STATED EXERCISE 1: Please write out the Knuth algorithms text in full, word for word.

PASSAGE TO READ:
Algorithms

Addition/Subtraction

Knuth Algorithm A (Vol. 2, 4.3.1, p. 266)

---

Input:

\[ (u_{n-1} \cdots u_{0})_{b}, (v_{n-1} \cdots v_{0})_{b} \geq 0 \]

Output: radix-b sum

\[ (w_{n} \cdots w_{0})_{b}, \; w_{n} \in \{0, 1\} \]

1. Set \( j \leftarrow 0, \; k \leftarrow 0 \).
2. Set

   \begin{align} t &\leftarrow u_{j} + v_{j} + k \\ w_{j} &\leftarrow t \bmod b \\ k &\leftarrow \left\lfloor \frac{t}{b} \right\rfloor \Longleftrightarrow k \leftarrow t \geq b \end{align}

3. Increase \( j \) by one. If \( j < n \), go to (2); else, set \( w_{n} \leftarrow k \) and terminate.

The use of the temporary \( t \) in (2) permits the same storage locations for both input and output (Exercise 30, p. 283). This applies for algorithm S as well.

Knuth Algorithm S (Vol. 2, 4.3.1, p. 267)

---

Input:

\[ (u_{n-1} \cdots u_{0})_{b} \geq (v_{n-1} \cdots v_{0})_{b} \geq 0 \]

Output: radix-b difference

\[ (w_{n-1} \cdots w_{0})_{b} \]

1. Set \( j \leftarrow 0, \; k \leftarrow 0 \).
2. Set

   \begin{align} t &\leftarrow u_{j} - v_{j} + k \\ w_{j} &\leftarrow t \bmod b \\ k &\leftarrow \left\lfloor \frac{t}{b} \right\rfloor \end{align}

3. Increase \( j \) by one. If \( j < n \), go to (2); else, terminate.

Multiplication

Knuth Algorithm M (Vol. 2, 4.3.1, pp. 268-269)

---

Input: \( (u_{m-1} \ldots u_{0})_{b}, (v_{n-1} \ldots v_{0})_{b} \geq 0 \)

Output: radix-b product \( (w_{m+n-1} \ldots w_{0})_{b} \)

DATASET ENTRIES:

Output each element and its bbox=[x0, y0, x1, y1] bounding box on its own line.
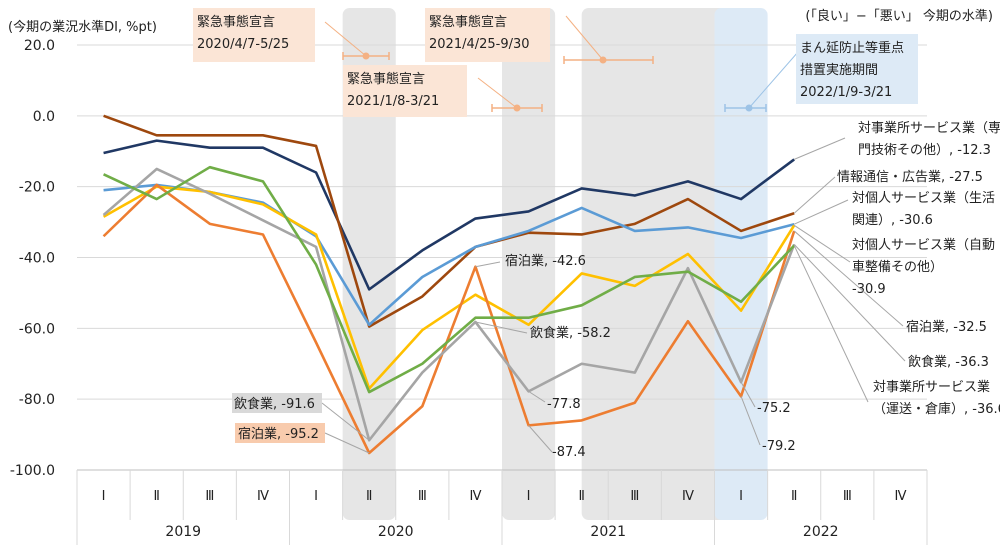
annotation-leader-7 bbox=[740, 396, 761, 446]
annotation-label-4: -77.8 bbox=[547, 397, 581, 412]
right-label-leader-5 bbox=[793, 244, 906, 362]
period-leader-0 bbox=[324, 21, 367, 57]
y-tick-label: -80.0 bbox=[19, 392, 55, 408]
annotation-label-7: -79.2 bbox=[762, 439, 796, 454]
right-label-leader-2 bbox=[793, 199, 849, 225]
x-tick-label: Ⅳ bbox=[894, 489, 906, 504]
right-label-0: 門技術その他）, -12.3 bbox=[858, 143, 991, 158]
period-leader-3 bbox=[748, 51, 799, 109]
annotation-leader-1 bbox=[324, 432, 370, 454]
annotation-label-5: -87.4 bbox=[552, 445, 586, 460]
period-box-text: まん延防止等重点 bbox=[800, 40, 904, 56]
right-label-6: 対事業所サービス業 bbox=[873, 379, 990, 395]
shaded-period-3 bbox=[714, 8, 768, 520]
right-label-3: 対個人サービス業（自動 bbox=[852, 237, 995, 253]
period-box-text: 緊急事態宣言 bbox=[429, 14, 507, 30]
annotation-leader-2 bbox=[475, 261, 501, 268]
y-tick-label: -60.0 bbox=[19, 321, 55, 337]
year-label: 2021 bbox=[590, 524, 626, 540]
x-tick-label: Ⅱ bbox=[578, 489, 584, 504]
annotation-label-2: 宿泊業, -42.6 bbox=[505, 253, 586, 269]
period-box-text: 2021/4/25-9/30 bbox=[429, 37, 530, 52]
right-label-2: 関連）, -30.6 bbox=[852, 213, 933, 228]
x-tick-label: Ⅰ bbox=[314, 489, 318, 504]
y-tick-label: -100.0 bbox=[10, 463, 55, 479]
right-label-3: 車整備その他） bbox=[852, 259, 943, 275]
right-label-2: 対個人サービス業（生活 bbox=[852, 190, 995, 206]
series-line-6 bbox=[103, 165, 796, 394]
right-label-6: （運送・倉庫）, -36.6 bbox=[873, 402, 1000, 417]
y-tick-label: -40.0 bbox=[19, 251, 55, 267]
annotation-label-3: 飲食業, -58.2 bbox=[530, 325, 611, 341]
period-box-text: 緊急事態宣言 bbox=[197, 14, 275, 30]
annotation-leader-6 bbox=[740, 381, 756, 408]
y-tick-label: -20.0 bbox=[19, 180, 55, 196]
period-box-text: 緊急事態宣言 bbox=[347, 71, 425, 87]
right-label-leader-1 bbox=[793, 176, 836, 214]
annotation-box-1 bbox=[235, 423, 325, 443]
right-label-leader-3 bbox=[793, 224, 851, 263]
period-box-text: 2021/1/8-3/21 bbox=[347, 94, 439, 109]
period-box-text: 2020/4/7-5/25 bbox=[197, 37, 289, 52]
period-leader-1 bbox=[477, 77, 518, 109]
right-label-3: -30.9 bbox=[852, 282, 886, 297]
x-tick-label: Ⅱ bbox=[366, 489, 372, 504]
shaded-period-2 bbox=[581, 8, 742, 520]
annotation-leader-4 bbox=[528, 390, 546, 403]
x-tick-label: Ⅰ bbox=[102, 489, 106, 504]
x-tick-label: Ⅰ bbox=[527, 489, 531, 504]
x-tick-label: Ⅰ bbox=[739, 489, 743, 504]
annotation-label-1: 宿泊業, -95.2 bbox=[238, 426, 319, 442]
unit-label: (今期の業況水準DI, %pt) bbox=[8, 19, 157, 35]
series-line-5 bbox=[102, 167, 796, 442]
y-tick-label: 20.0 bbox=[24, 38, 55, 54]
period-box-2 bbox=[425, 8, 550, 62]
series-line-1 bbox=[103, 114, 795, 328]
top-right-note: (「良い」−「悪い」 今期の水準) bbox=[805, 8, 993, 24]
annotation-leader-5 bbox=[528, 425, 553, 453]
right-label-leader-6 bbox=[793, 245, 869, 403]
annotation-label-6: -75.2 bbox=[757, 401, 791, 416]
annotation-leader-3 bbox=[475, 321, 528, 334]
period-box-text: 措置実施期間 bbox=[800, 62, 878, 78]
period-leader-2 bbox=[565, 15, 604, 61]
series-line-3 bbox=[102, 185, 796, 390]
annotation-box-0 bbox=[232, 393, 322, 413]
year-label: 2019 bbox=[165, 524, 201, 540]
right-label-0: 対事業所サービス業（専 bbox=[858, 120, 1000, 136]
right-label-4: 宿泊業, -32.5 bbox=[906, 319, 987, 335]
x-tick-label: Ⅲ bbox=[630, 489, 639, 504]
x-tick-label: Ⅲ bbox=[843, 489, 852, 504]
period-box-text: 2022/1/9-3/21 bbox=[800, 85, 892, 100]
x-tick-label: Ⅲ bbox=[418, 489, 427, 504]
annotation-leader-0 bbox=[321, 402, 370, 441]
x-tick-label: Ⅳ bbox=[682, 489, 694, 504]
right-label-leader-4 bbox=[793, 230, 904, 327]
x-tick-label: Ⅳ bbox=[257, 489, 269, 504]
x-tick-label: Ⅳ bbox=[469, 489, 481, 504]
series-line-0 bbox=[103, 139, 795, 291]
x-tick-label: Ⅱ bbox=[791, 489, 797, 504]
year-label: 2020 bbox=[378, 524, 414, 540]
series-line-4 bbox=[102, 183, 796, 455]
right-label-leader-0 bbox=[793, 137, 846, 160]
annotation-label-0: 飲食業, -91.6 bbox=[234, 396, 315, 412]
shaded-period-1 bbox=[502, 8, 556, 520]
period-box-1 bbox=[343, 65, 467, 117]
right-label-5: 飲食業, -36.3 bbox=[908, 354, 989, 370]
x-tick-label: Ⅲ bbox=[205, 489, 214, 504]
period-box-3 bbox=[796, 34, 918, 104]
period-box-0 bbox=[193, 8, 315, 62]
x-tick-label: Ⅱ bbox=[153, 489, 159, 504]
y-tick-label: 0.0 bbox=[33, 109, 55, 125]
year-label: 2022 bbox=[803, 524, 839, 540]
right-label-1: 情報通信・広告業, -27.5 bbox=[837, 169, 983, 185]
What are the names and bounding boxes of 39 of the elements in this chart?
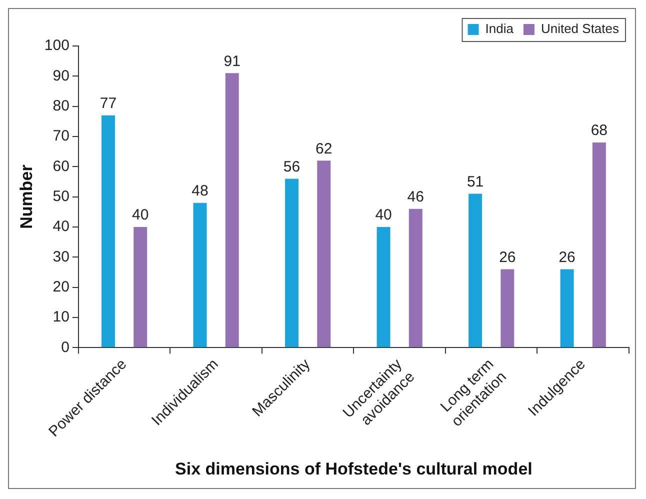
y-tick-label: 100 [44,37,70,54]
bar [225,73,239,348]
data-label: 51 [466,173,484,190]
y-tick-label: 50 [52,188,70,205]
bar [193,202,207,348]
legend-label: India [485,21,514,36]
y-tick-label: 20 [52,278,70,296]
y-tick-label: 0 [61,338,70,356]
data-label: 46 [407,188,424,206]
data-label: 56 [283,158,300,176]
x-axis-title: Six dimensions of Hofstede's cultural model [175,459,532,478]
bar [560,269,574,348]
y-tick-label: 10 [52,308,70,326]
bar [376,226,390,348]
bar [592,142,606,348]
bar [468,194,482,348]
y-tick-label: 60 [52,158,70,175]
bar [134,226,148,348]
bar [317,160,331,348]
y-axis-title: Number [16,164,36,229]
data-label: 40 [375,206,392,224]
y-tick-label: 80 [52,97,70,114]
data-label: 40 [132,206,149,224]
data-label: 68 [590,122,608,140]
bar [285,178,299,348]
y-tick-label: 40 [52,218,70,236]
bar [102,115,115,348]
data-label: 91 [224,52,240,70]
y-tick-label: 70 [52,128,70,145]
y-tick-label: 90 [52,67,70,84]
bar [500,269,514,348]
y-tick-label: 30 [52,248,70,266]
data-label: 26 [558,248,576,266]
data-label: 62 [316,140,332,158]
legend-label: United States [540,21,620,36]
data-label: 48 [192,182,208,200]
data-label: 26 [499,248,516,266]
bar [408,208,422,348]
data-label: 77 [100,95,117,112]
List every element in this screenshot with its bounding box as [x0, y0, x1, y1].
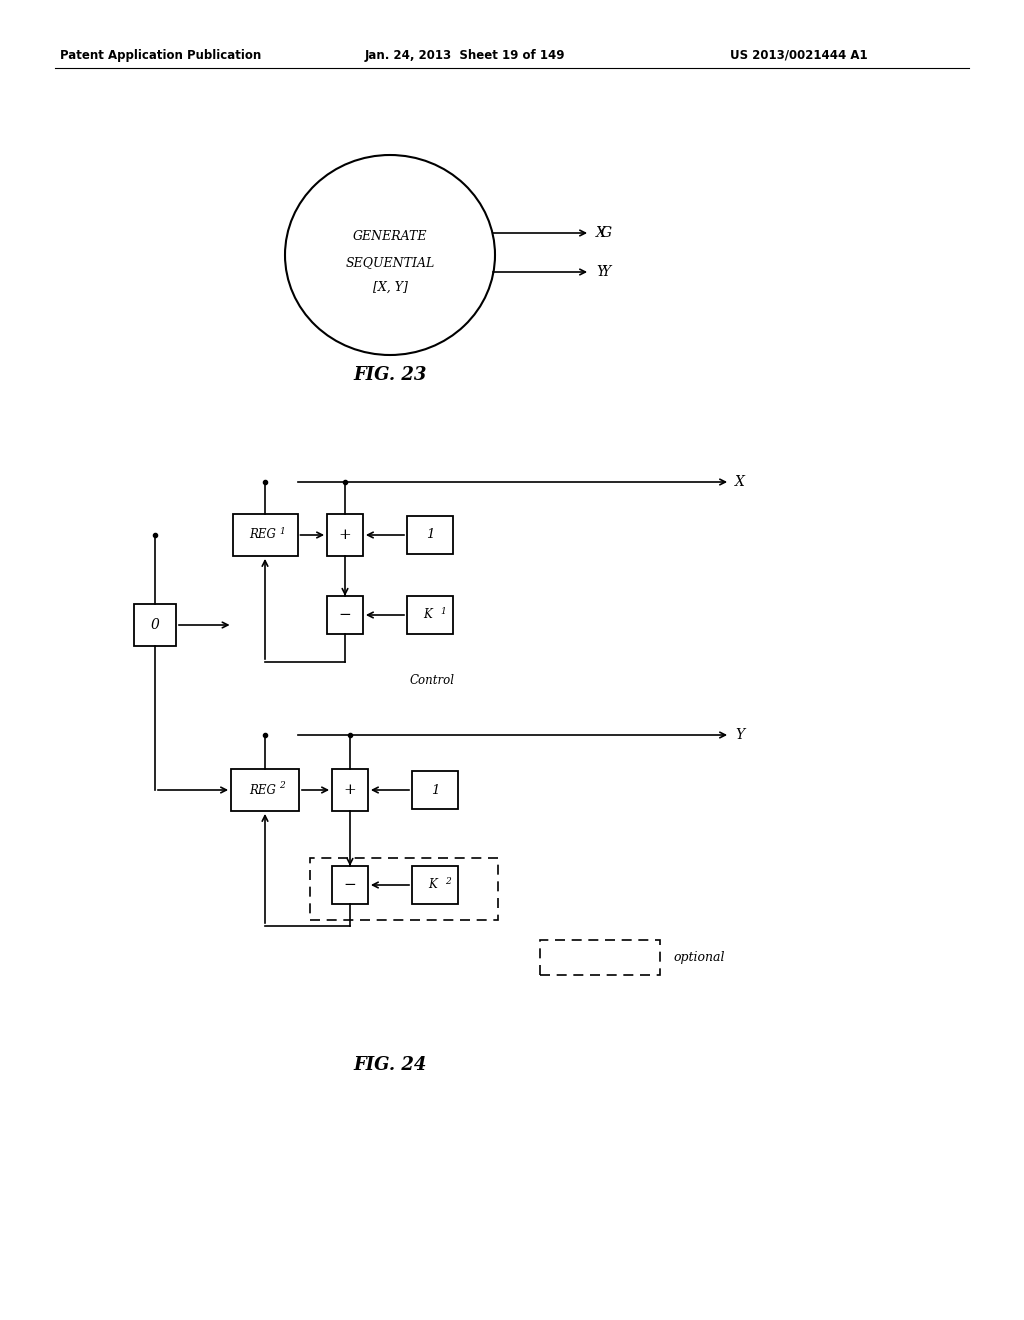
Text: Control: Control [410, 673, 455, 686]
Text: Y: Y [735, 729, 744, 742]
Text: 1: 1 [279, 527, 285, 536]
Text: Jan. 24, 2013  Sheet 19 of 149: Jan. 24, 2013 Sheet 19 of 149 [365, 49, 565, 62]
Text: K: K [424, 609, 432, 622]
Bar [332, 770, 368, 810]
Text: 2: 2 [279, 781, 285, 791]
Text: FIG. 23: FIG. 23 [353, 366, 427, 384]
Bar [232, 513, 298, 556]
Text: Y: Y [596, 265, 605, 279]
Text: −: − [339, 609, 351, 622]
Bar [407, 597, 453, 634]
Text: REG: REG [250, 784, 276, 796]
Text: REG: REG [250, 528, 276, 541]
Text: US 2013/0021444 A1: US 2013/0021444 A1 [730, 49, 867, 62]
Text: 1: 1 [440, 606, 445, 615]
Text: Patent Application Publication: Patent Application Publication [60, 49, 261, 62]
Text: −: − [344, 878, 356, 892]
Text: +: + [344, 783, 356, 797]
Bar [412, 866, 458, 904]
Text: optional: optional [673, 950, 725, 964]
Bar [407, 516, 453, 554]
Text: +: + [339, 528, 351, 543]
Text: SEQUENTIAL: SEQUENTIAL [345, 256, 434, 269]
Text: 2: 2 [445, 876, 451, 886]
Bar [327, 597, 362, 634]
Bar [332, 866, 368, 904]
Bar [231, 770, 299, 810]
Text: K: K [429, 879, 437, 891]
Text: 1: 1 [426, 528, 434, 541]
Text: 0: 0 [151, 618, 160, 632]
Text: GENERATE: GENERATE [352, 231, 427, 243]
Bar [540, 940, 660, 975]
Text: X: X [735, 475, 744, 488]
Text: FIG. 24: FIG. 24 [353, 1056, 427, 1074]
Text: X: X [596, 226, 606, 240]
Bar [134, 605, 176, 645]
Text: Y: Y [601, 265, 610, 279]
Text: G: G [601, 226, 612, 240]
Text: [X, Y]: [X, Y] [373, 281, 408, 293]
Bar [412, 771, 458, 809]
Bar [327, 513, 362, 556]
Bar [310, 858, 498, 920]
Text: 1: 1 [431, 784, 439, 796]
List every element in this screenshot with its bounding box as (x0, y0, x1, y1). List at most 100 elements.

STATED EXERCISE 2: Reproduce the stretch of the records from the line containing "y-tick-label: 100 [44,37,70,54]" through the line containing "data-label: 62 [316,140,332,158]", both ends included, character for character.

WRITTEN RESPONSE 1:
Algorithms

Addition/Subtraction

Knuth Algorithm A (Vol. 2, 4.3.1, p. 266)

---

Input:

\[ (u_{n-1} \cdots u_{0})_{b}, (v_{n-1} \cdots v_{0})_{b} \geq 0 \]

Output: radix-b sum

\[ (w_{n} \cdots w_{0})_{b}, \; w_{n} \in \{0, 1\} \]

1. Set \( j \leftarrow 0, \; k \leftarrow 0 \).
2. Set

   \begin{align} t &\leftarrow u_{j} + v_{j} + k \\ w_{j} &\leftarrow t \bmod b \\ k &\leftarrow \left\lfloor \frac{t}{b} \right\rfloor \Longleftrightarrow k \leftarrow t \geq b \end{align}

3. Increase \( j \) by one. If \( j < n \), go to (2); else, set \( w_{n} \leftarrow k \) and terminate.

The use of the temporary \( t \) in (2) permits the same storage locations for both input and output (Exercise 30, p. 283). This applies for algorithm S as well.

Knuth Algorithm S (Vol. 2, 4.3.1, p. 267)

---

Input:

\[ (u_{n-1} \cdots u_{0})_{b} \geq (v_{n-1} \cdots v_{0})_{b} \geq 0 \]

Output: radix-b difference

\[ (w_{n-1} \cdots w_{0})_{b} \]

1. Set \( j \leftarrow 0, \; k \leftarrow 0 \).
2. Set

   \begin{align} t &\leftarrow u_{j} - v_{j} + k \\ w_{j} &\leftarrow t \bmod b \\ k &\leftarrow \left\lfloor \frac{t}{b} \right\rfloor \end{align}

3. Increase \( j \) by one. If \( j < n \), go to (2); else, terminate.

Multiplication

Knuth Algorithm M (Vol. 2, 4.3.1, pp. 268-269)

---

Input: \( (u_{m-1} \ldots u_{0})_{b}, (v_{n-1} \ldots v_{0})_{b} \geq 0 \)

Output: radix-b product \( (w_{m+n-1} \ldots w_{0})_{b} \)

WRITTEN RESPONSE 2:
y-tick-label: 100 [44,37,70,54]
bar [225,73,239,348]
data-label: 51 [466,173,484,190]
y-tick-label: 50 [52,188,70,205]
bar [193,202,207,348]
legend-label: India [485,21,514,36]
y-tick-label: 20 [52,278,70,296]
y-tick-label: 0 [61,338,70,356]
data-label: 46 [407,188,424,206]
data-label: 56 [283,158,300,176]
x-axis-title: Six dimensions of Hofstede's cultural model [175,459,532,478]
bar [560,269,574,348]
y-tick-label: 10 [52,308,70,326]
bar [376,226,390,348]
bar [592,142,606,348]
bar [468,194,482,348]
y-tick-label: 60 [52,158,70,175]
bar [134,226,148,348]
bar [317,160,331,348]
y-axis-title: Number [16,164,36,229]
data-label: 40 [375,206,392,224]
y-tick-label: 80 [52,97,70,114]
data-label: 40 [132,206,149,224]
data-label: 68 [590,122,608,140]
bar [285,178,299,348]
y-tick-label: 40 [52,218,70,236]
bar [102,115,115,348]
data-label: 91 [224,52,240,70]
y-tick-label: 70 [52,128,70,145]
y-tick-label: 90 [52,67,70,84]
bar [500,269,514,348]
y-tick-label: 30 [52,248,70,266]
data-label: 26 [558,248,576,266]
data-label: 62 [316,140,332,158]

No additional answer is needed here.